DATA FOR THIS TASK:

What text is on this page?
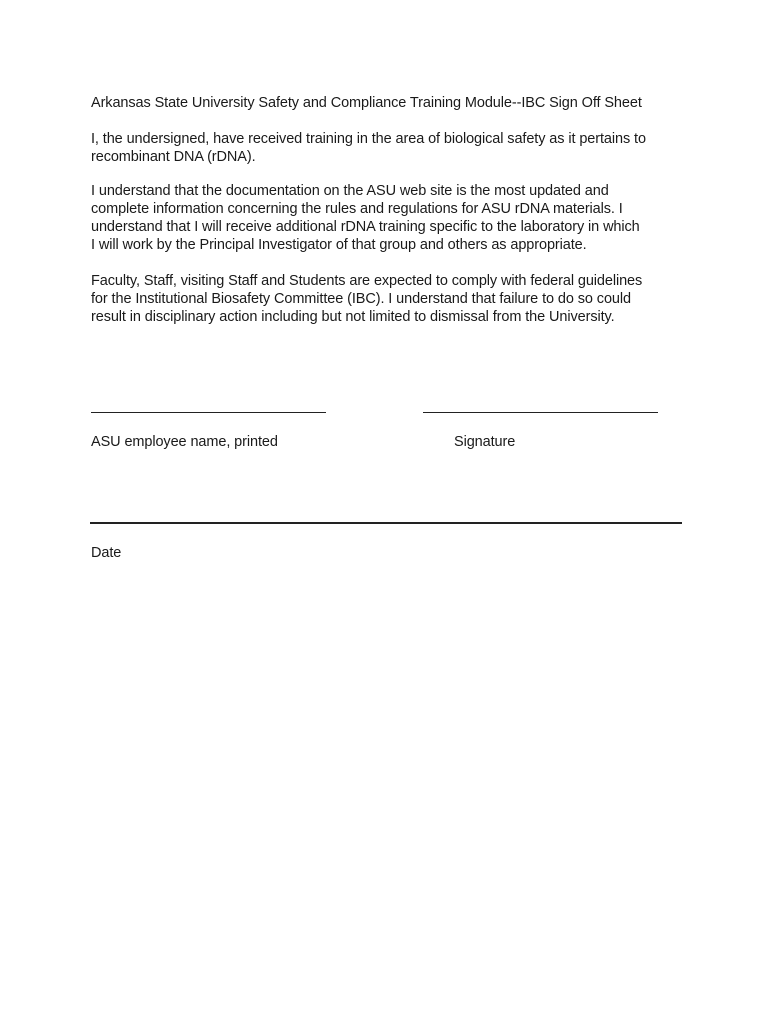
Arkansas State University Safety and Compliance Training Module--IBC Sign Off Sheet
I, the undersigned, have received training in the area of biological safety as it pertains to
recombinant DNA (rDNA).
I understand that the documentation on the ASU web site is the most updated and
complete information concerning the rules and regulations for ASU rDNA materials. I
understand that I will receive additional rDNA training specific to the laboratory in which
I will work by the Principal Investigator of that group and others as appropriate.
Faculty, Staff, visiting Staff and Students are expected to comply with federal guidelines
for the Institutional Biosafety Committee (IBC). I understand that failure to do so could
result in disciplinary action including but not limited to dismissal from the University.
ASU employee name, printed	Signature
Date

WHAT IS REQUIRED: Reply with nothing but a number: how many lines of the entries above contain the string "rDNA"?

FULL OUTPUT: 3